• [MATERIAL FOR THIS EXERCISE]
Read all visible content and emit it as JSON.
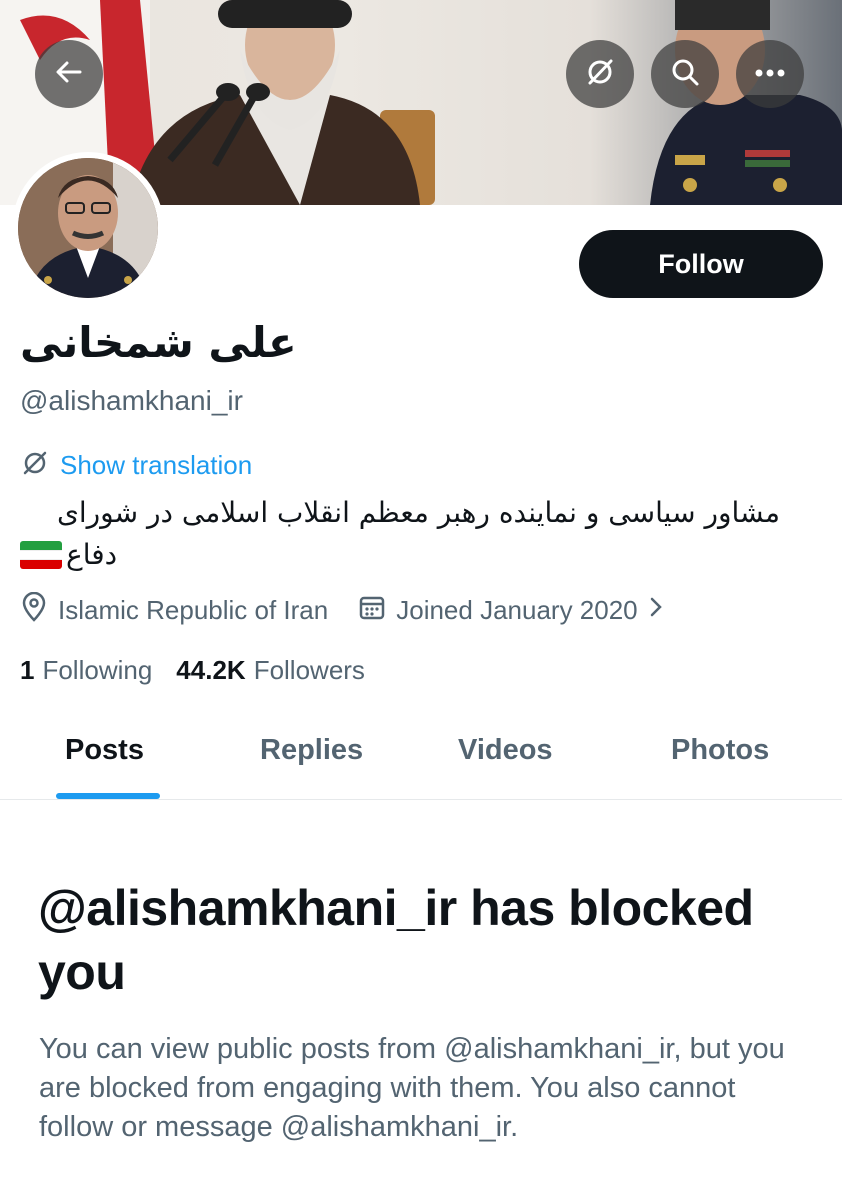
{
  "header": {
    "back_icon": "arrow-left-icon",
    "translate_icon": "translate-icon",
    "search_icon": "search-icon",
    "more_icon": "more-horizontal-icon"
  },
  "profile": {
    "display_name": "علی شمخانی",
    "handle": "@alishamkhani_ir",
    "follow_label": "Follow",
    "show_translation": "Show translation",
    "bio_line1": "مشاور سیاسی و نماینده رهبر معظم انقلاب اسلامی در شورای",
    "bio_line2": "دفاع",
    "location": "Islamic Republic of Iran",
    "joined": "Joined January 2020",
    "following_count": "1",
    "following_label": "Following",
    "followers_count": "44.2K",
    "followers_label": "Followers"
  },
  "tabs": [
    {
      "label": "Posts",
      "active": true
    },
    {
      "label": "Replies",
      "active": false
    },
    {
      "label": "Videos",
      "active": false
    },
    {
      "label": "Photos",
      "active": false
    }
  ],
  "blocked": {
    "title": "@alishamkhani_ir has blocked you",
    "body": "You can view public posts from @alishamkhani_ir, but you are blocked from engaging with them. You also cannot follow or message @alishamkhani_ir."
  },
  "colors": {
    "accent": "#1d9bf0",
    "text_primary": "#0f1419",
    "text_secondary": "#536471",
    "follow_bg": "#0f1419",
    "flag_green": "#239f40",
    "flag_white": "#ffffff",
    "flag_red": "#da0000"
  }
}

...

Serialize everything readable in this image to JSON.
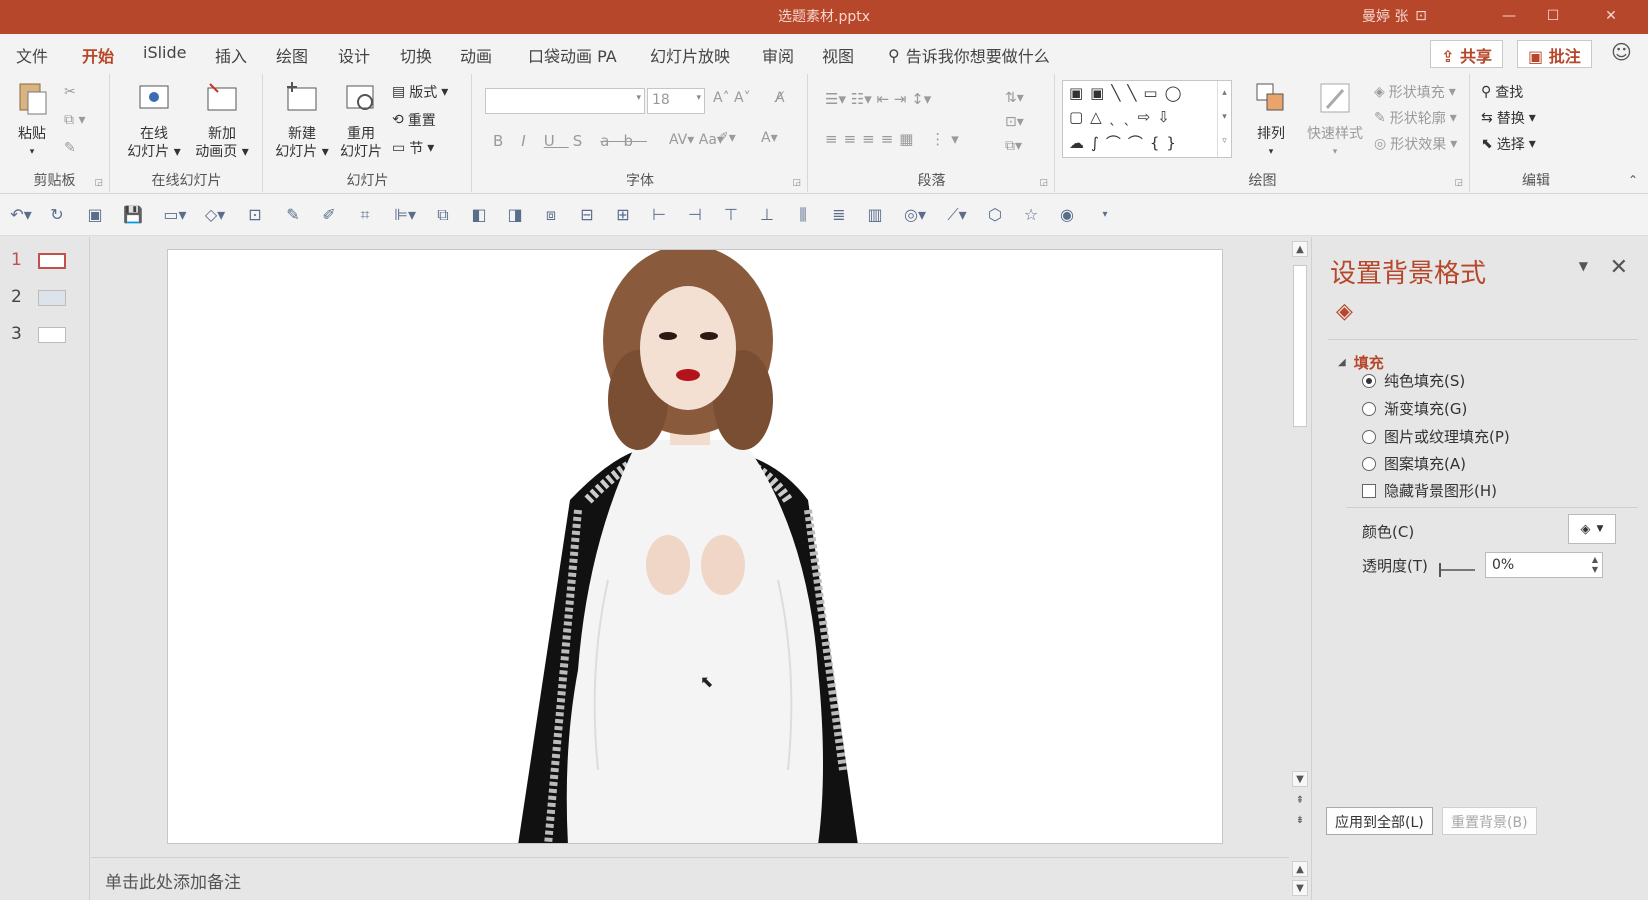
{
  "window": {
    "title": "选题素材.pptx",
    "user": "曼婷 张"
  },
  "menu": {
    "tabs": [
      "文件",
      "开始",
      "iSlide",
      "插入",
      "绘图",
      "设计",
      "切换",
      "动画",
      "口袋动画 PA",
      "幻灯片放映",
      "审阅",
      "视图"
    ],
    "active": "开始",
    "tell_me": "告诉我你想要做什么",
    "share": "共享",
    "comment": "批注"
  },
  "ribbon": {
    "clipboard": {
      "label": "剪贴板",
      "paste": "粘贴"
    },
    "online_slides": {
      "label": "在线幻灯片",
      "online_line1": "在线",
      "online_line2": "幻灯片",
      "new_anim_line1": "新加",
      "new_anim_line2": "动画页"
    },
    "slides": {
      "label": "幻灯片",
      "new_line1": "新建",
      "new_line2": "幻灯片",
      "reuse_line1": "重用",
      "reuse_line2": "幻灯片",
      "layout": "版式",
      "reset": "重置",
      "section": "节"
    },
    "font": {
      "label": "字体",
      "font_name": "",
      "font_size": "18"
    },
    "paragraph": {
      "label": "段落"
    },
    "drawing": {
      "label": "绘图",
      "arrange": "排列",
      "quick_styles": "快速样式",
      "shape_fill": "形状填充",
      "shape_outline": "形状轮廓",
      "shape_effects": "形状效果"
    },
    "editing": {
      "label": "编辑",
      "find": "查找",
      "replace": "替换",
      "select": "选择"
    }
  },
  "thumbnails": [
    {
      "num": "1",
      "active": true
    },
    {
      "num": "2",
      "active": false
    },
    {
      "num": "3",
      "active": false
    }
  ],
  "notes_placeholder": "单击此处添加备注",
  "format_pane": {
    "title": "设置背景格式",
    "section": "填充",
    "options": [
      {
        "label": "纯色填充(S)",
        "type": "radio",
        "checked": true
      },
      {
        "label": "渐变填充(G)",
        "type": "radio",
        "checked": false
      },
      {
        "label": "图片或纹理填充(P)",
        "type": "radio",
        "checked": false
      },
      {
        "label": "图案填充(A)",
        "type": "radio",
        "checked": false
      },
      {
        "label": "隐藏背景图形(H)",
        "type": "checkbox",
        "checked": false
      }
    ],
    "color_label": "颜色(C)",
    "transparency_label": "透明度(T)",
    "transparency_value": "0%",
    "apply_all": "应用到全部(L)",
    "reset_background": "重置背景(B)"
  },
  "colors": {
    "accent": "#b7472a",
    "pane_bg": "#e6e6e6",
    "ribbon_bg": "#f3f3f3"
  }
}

==

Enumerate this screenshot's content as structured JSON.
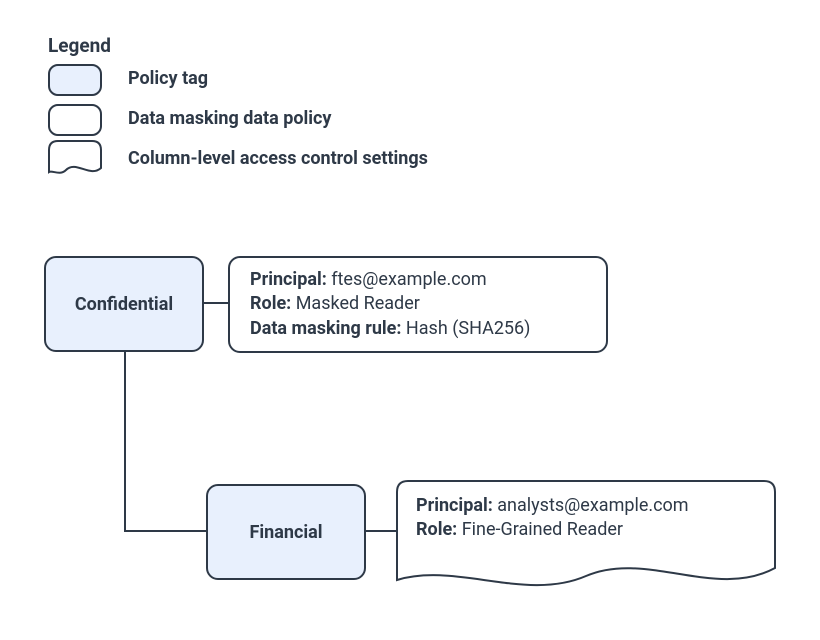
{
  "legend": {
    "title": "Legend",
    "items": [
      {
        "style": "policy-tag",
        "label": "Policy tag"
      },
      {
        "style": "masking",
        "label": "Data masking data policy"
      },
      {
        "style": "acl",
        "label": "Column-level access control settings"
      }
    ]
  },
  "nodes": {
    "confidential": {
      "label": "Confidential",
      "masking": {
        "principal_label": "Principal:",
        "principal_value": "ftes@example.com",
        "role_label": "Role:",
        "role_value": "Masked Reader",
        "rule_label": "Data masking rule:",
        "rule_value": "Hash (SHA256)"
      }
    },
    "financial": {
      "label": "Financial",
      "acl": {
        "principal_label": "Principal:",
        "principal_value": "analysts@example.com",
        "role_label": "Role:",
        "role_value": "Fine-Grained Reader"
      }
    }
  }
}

• [WHAT YOU WILL DO] In the entries above, find every line holding the word "masking" and copy it out.

• [EXERCISE ANSWER]
        "style": "masking",
        "label": "Data masking data policy"
      "masking": {
        "rule_label": "Data masking rule:",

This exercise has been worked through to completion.